• _DIRECTIONS FOR THIS TASK_:
Pick every line with "What" from the material below.

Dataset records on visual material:
···

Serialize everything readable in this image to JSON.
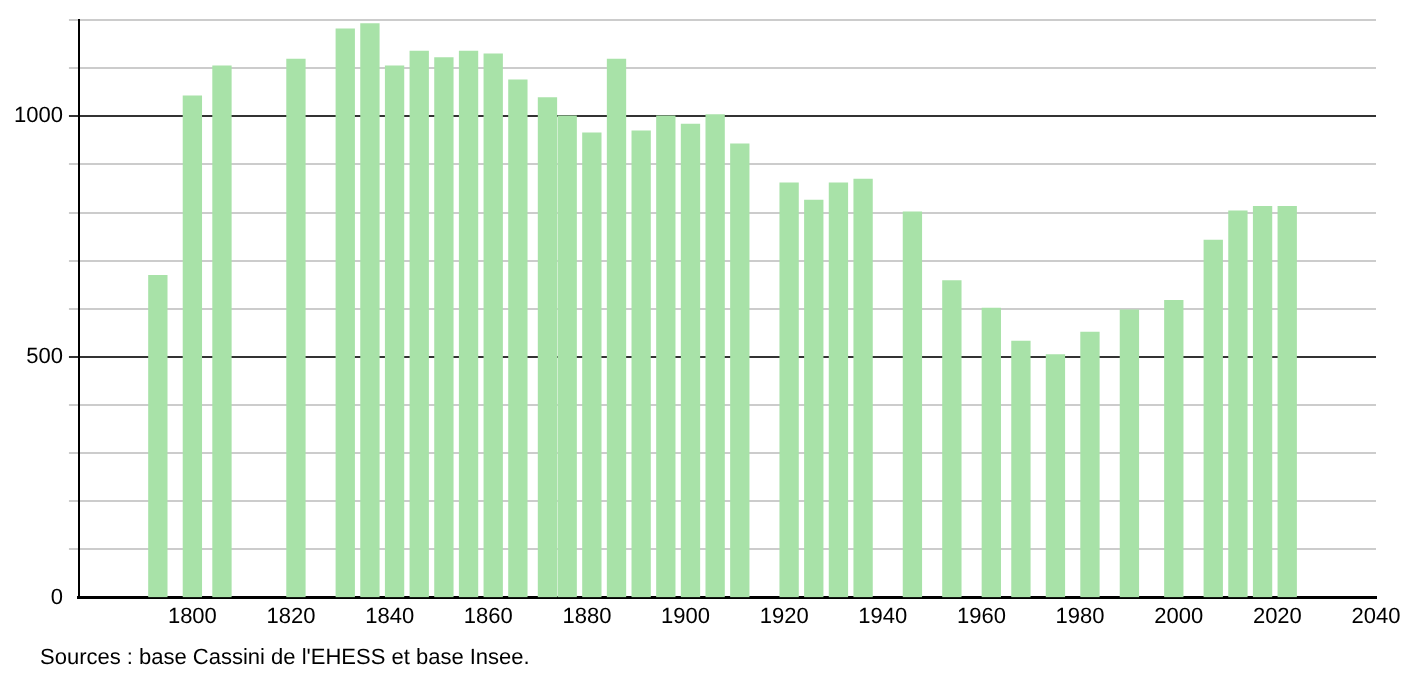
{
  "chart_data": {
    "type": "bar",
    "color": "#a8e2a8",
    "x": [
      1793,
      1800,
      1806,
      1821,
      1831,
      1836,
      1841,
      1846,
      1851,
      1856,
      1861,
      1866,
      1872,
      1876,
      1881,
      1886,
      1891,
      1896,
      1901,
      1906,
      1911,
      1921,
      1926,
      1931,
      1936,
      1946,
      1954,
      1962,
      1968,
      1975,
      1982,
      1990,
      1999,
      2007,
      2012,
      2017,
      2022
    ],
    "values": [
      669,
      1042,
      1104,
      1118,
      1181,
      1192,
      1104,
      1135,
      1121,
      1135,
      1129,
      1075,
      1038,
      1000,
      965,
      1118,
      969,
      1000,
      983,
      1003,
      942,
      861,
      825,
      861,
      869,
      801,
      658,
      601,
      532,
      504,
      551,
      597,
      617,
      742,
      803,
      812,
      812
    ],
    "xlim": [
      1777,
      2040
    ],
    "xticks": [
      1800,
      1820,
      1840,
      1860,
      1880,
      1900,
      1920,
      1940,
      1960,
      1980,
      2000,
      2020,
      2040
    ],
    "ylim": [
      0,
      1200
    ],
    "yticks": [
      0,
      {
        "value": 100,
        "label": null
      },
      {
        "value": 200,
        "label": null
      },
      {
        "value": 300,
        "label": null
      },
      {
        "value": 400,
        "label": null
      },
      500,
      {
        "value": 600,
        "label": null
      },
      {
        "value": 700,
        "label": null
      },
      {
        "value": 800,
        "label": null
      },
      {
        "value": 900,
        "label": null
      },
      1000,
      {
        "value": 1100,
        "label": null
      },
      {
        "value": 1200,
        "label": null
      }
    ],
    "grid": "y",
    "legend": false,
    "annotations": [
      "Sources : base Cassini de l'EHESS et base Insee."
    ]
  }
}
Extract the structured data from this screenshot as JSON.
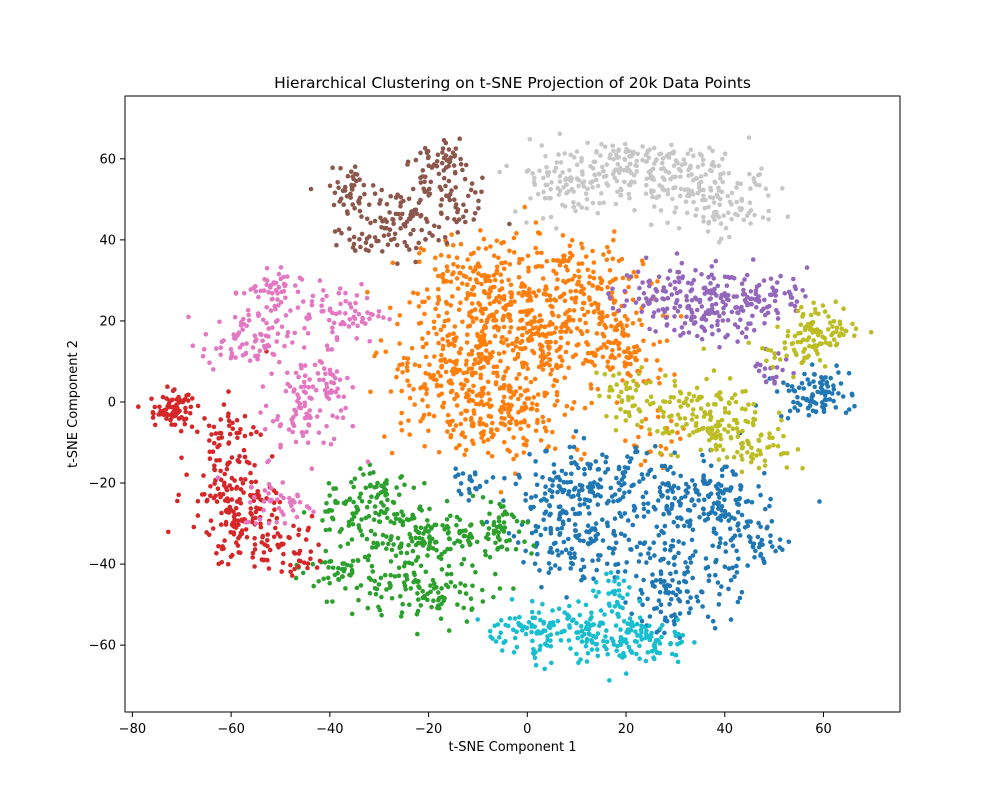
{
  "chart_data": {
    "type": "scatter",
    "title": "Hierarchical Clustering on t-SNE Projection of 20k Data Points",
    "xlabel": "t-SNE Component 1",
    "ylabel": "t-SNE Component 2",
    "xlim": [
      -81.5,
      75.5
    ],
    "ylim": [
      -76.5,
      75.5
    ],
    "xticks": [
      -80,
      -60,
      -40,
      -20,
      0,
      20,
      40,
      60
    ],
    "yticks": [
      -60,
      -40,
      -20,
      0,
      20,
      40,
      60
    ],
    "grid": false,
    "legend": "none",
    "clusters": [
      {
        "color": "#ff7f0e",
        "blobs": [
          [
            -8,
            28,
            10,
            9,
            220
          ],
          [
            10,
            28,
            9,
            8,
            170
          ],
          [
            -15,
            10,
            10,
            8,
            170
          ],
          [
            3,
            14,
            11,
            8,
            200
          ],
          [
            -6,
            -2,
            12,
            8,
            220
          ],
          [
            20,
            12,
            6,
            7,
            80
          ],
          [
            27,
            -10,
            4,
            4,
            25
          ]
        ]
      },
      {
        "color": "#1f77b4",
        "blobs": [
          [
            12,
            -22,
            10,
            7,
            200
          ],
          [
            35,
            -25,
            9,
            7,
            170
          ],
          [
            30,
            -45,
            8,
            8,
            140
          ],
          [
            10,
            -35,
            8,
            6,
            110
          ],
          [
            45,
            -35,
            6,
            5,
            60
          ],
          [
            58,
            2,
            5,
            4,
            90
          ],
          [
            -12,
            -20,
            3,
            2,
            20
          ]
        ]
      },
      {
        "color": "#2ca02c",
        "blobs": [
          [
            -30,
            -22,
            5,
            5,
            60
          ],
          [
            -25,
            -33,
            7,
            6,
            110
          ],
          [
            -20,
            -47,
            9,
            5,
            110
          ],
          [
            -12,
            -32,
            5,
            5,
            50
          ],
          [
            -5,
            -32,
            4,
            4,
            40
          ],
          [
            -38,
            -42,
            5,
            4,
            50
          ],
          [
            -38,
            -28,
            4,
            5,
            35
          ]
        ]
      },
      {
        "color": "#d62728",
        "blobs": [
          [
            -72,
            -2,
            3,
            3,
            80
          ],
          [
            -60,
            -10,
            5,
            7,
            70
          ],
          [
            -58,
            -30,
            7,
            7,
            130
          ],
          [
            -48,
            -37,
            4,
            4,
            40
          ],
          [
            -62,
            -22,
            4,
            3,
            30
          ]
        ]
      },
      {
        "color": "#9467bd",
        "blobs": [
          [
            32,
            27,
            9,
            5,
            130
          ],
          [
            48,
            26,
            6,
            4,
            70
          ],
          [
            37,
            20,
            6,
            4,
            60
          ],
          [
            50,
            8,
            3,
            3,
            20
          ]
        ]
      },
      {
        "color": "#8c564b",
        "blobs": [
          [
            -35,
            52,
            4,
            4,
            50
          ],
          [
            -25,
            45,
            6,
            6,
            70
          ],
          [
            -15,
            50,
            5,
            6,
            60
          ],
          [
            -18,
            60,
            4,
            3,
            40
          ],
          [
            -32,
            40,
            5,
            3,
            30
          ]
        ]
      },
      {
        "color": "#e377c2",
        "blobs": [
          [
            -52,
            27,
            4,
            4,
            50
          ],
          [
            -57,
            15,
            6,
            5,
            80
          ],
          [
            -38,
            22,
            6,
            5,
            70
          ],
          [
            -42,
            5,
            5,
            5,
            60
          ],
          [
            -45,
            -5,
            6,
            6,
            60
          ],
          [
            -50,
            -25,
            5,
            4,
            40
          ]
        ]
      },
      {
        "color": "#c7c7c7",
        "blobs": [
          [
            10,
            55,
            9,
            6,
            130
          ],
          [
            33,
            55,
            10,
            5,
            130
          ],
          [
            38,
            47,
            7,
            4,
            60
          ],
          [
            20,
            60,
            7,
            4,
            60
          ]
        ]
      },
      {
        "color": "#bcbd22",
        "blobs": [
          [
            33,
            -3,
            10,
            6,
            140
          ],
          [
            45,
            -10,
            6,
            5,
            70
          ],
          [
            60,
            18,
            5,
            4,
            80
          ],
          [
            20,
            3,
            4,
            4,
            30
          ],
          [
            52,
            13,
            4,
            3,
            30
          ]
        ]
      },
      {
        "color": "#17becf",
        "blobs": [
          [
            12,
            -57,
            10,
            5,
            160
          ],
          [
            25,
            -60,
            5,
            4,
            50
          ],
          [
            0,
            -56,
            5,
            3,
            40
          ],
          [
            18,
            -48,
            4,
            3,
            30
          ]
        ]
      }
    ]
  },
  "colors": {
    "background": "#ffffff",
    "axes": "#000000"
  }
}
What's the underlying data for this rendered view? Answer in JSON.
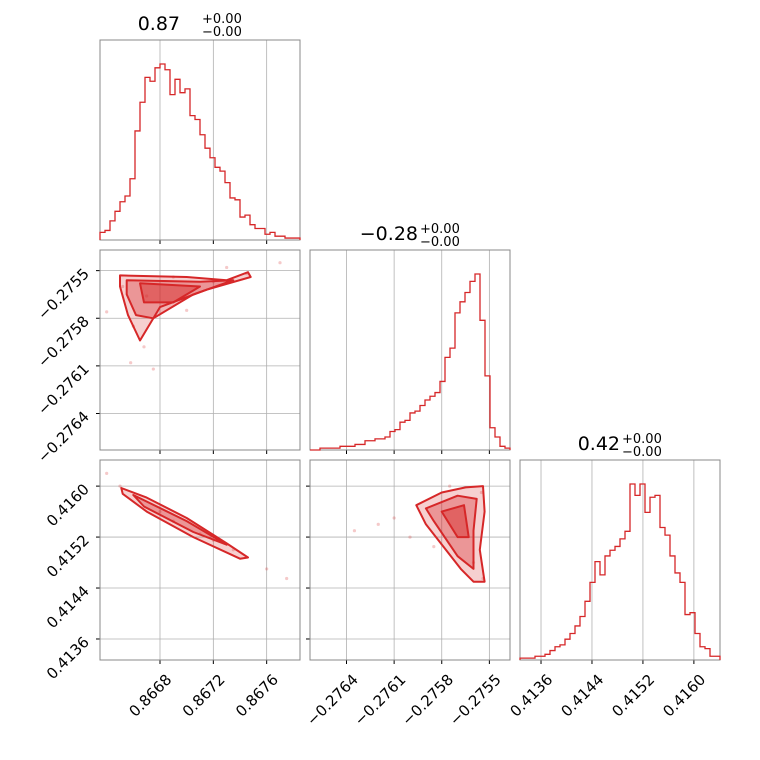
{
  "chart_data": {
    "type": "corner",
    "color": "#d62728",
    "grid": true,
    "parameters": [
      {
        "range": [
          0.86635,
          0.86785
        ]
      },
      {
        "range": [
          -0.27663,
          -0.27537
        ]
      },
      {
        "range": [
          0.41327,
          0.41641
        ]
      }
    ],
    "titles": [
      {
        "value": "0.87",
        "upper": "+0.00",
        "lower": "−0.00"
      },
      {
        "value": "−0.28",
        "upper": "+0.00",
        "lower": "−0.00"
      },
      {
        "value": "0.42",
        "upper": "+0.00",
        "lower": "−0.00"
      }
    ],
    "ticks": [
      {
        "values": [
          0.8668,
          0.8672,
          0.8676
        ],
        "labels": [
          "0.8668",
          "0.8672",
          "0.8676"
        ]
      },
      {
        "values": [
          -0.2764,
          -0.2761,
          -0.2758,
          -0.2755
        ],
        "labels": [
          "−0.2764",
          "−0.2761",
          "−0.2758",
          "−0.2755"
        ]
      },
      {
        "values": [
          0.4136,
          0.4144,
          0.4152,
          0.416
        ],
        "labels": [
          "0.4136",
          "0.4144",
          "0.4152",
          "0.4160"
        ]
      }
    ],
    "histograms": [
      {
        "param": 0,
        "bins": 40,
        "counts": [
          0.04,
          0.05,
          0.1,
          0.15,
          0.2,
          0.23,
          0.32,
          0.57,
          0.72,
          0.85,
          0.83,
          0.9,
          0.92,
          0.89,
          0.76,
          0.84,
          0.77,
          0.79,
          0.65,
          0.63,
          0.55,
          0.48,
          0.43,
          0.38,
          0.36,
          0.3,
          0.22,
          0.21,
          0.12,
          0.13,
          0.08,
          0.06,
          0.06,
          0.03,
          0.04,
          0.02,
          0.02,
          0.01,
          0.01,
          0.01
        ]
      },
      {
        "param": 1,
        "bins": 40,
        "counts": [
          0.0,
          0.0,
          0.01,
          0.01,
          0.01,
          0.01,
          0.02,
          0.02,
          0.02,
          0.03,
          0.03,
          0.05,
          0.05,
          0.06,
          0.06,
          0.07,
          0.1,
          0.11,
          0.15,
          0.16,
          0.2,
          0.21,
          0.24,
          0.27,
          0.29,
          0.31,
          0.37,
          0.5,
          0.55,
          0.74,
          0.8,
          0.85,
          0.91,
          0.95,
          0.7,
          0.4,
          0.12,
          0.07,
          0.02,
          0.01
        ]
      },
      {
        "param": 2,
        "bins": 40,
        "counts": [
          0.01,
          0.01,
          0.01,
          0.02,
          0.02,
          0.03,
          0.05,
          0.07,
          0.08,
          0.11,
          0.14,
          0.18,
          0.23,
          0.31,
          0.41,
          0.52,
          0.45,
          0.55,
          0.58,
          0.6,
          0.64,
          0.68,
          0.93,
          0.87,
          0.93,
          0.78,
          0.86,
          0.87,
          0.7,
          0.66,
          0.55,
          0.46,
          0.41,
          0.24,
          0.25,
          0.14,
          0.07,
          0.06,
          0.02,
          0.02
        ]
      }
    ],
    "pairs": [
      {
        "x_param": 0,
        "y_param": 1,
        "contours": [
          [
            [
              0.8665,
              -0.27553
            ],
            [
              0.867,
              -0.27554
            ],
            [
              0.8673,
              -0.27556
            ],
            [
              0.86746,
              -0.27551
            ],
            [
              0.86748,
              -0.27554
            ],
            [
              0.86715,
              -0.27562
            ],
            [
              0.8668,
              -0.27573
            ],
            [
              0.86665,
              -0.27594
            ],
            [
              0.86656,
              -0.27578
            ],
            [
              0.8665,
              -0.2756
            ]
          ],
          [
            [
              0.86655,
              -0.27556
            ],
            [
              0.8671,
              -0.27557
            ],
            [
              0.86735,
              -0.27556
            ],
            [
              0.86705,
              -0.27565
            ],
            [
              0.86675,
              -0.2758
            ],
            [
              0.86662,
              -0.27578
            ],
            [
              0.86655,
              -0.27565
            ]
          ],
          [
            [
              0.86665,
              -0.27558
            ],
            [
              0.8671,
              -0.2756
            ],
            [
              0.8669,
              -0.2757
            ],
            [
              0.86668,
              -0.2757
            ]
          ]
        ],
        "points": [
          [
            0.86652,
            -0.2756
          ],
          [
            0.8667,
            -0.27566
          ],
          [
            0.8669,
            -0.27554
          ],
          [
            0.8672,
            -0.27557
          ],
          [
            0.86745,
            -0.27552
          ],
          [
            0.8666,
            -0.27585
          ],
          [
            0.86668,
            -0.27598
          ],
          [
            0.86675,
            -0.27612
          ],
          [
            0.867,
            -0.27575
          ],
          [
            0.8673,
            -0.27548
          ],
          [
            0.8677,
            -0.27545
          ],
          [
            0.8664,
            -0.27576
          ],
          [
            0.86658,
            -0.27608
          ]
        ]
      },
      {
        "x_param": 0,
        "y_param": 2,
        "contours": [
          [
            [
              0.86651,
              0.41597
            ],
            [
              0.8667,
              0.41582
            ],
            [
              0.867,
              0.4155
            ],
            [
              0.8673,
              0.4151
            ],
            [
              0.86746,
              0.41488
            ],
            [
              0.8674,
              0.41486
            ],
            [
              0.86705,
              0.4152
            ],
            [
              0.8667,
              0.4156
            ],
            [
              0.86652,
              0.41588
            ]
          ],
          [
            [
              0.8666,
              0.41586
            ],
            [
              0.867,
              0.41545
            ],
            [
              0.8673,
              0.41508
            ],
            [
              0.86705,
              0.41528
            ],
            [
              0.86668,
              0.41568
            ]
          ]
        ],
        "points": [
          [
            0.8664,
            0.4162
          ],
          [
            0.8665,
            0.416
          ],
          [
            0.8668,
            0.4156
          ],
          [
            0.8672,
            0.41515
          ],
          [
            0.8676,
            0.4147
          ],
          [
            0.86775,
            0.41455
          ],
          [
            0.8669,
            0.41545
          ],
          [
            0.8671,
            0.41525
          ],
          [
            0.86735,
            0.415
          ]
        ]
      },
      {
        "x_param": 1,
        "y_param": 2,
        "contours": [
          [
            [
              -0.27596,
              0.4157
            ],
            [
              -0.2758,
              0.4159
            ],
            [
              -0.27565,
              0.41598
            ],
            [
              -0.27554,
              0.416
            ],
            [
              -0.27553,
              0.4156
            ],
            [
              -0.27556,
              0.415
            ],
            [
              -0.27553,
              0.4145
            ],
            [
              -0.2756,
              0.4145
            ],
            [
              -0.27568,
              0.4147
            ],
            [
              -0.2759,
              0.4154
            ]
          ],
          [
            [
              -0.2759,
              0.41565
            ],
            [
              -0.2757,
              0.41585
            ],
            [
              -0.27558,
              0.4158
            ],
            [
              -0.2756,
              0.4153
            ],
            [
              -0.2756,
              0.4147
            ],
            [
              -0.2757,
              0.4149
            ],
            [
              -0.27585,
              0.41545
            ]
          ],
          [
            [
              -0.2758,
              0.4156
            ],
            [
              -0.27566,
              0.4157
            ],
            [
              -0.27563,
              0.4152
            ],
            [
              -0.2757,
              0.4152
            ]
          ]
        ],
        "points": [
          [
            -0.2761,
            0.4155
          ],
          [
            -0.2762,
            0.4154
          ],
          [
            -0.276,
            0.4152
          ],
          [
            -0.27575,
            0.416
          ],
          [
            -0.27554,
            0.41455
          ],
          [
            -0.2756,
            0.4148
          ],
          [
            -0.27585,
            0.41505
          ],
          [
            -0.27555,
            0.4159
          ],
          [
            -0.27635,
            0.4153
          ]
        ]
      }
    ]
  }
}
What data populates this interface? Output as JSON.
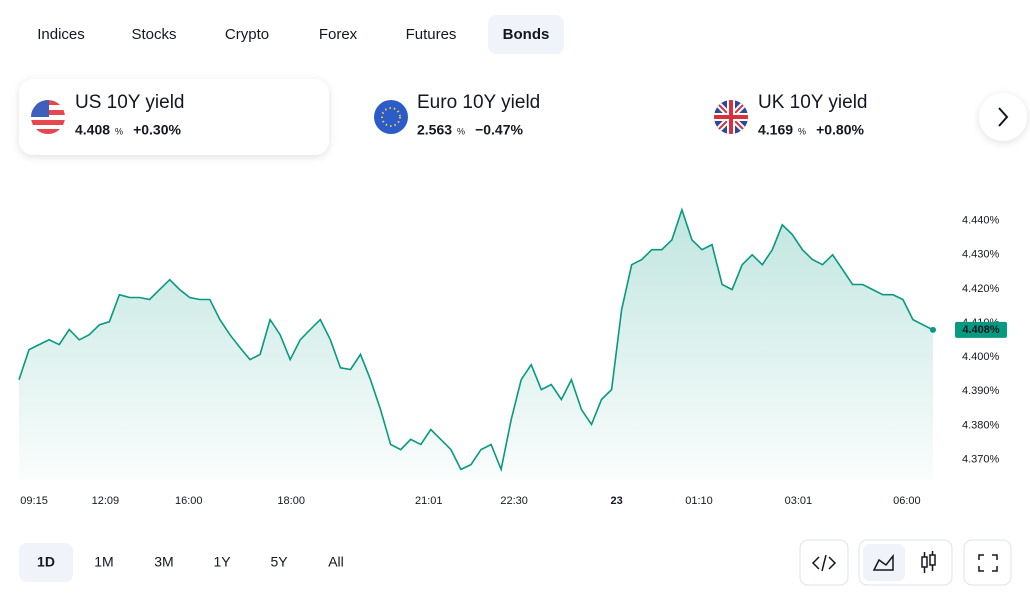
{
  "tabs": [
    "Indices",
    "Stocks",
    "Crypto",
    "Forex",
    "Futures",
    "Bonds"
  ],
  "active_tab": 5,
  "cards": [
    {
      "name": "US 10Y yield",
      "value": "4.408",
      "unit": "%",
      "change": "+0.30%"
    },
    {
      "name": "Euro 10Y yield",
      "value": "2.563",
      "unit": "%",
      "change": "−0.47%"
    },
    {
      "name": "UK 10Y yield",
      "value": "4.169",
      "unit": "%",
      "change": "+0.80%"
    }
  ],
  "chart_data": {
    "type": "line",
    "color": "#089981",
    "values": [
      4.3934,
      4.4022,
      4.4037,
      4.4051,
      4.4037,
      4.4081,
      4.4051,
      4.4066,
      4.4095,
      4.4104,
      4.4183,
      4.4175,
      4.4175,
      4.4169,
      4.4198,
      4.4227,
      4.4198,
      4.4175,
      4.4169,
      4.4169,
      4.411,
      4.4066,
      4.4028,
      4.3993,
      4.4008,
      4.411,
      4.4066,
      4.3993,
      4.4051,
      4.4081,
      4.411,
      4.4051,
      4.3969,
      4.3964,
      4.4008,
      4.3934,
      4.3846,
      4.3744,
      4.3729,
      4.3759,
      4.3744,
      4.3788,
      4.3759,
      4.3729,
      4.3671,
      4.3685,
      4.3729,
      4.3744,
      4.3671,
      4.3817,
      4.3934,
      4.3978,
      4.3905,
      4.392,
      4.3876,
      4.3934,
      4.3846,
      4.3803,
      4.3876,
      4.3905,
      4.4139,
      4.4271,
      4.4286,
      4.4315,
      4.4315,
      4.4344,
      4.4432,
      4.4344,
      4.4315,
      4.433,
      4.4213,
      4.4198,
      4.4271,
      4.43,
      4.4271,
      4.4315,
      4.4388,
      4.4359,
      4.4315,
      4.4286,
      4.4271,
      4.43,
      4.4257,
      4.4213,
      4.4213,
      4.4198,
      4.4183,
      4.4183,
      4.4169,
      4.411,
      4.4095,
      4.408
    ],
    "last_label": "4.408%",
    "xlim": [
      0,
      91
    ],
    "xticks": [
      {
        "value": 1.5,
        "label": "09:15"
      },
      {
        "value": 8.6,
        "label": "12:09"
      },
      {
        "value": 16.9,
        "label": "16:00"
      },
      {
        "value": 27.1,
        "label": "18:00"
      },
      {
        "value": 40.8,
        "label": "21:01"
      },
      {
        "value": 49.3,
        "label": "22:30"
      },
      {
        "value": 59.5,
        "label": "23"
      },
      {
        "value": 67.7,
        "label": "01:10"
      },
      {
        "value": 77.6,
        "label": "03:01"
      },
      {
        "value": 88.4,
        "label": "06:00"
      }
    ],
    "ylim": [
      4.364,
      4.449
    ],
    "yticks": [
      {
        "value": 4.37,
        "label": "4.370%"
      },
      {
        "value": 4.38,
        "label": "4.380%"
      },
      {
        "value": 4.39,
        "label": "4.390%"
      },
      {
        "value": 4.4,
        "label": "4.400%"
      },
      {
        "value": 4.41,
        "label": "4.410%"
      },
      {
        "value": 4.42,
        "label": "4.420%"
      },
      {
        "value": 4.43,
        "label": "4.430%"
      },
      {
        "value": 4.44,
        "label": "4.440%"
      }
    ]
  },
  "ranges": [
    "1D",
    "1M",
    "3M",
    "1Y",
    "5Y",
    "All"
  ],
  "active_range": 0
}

···

• _SOLUTION_:
What's the underlying data for this rendered view? Answer in JSON.
What data populates this interface? Output as JSON.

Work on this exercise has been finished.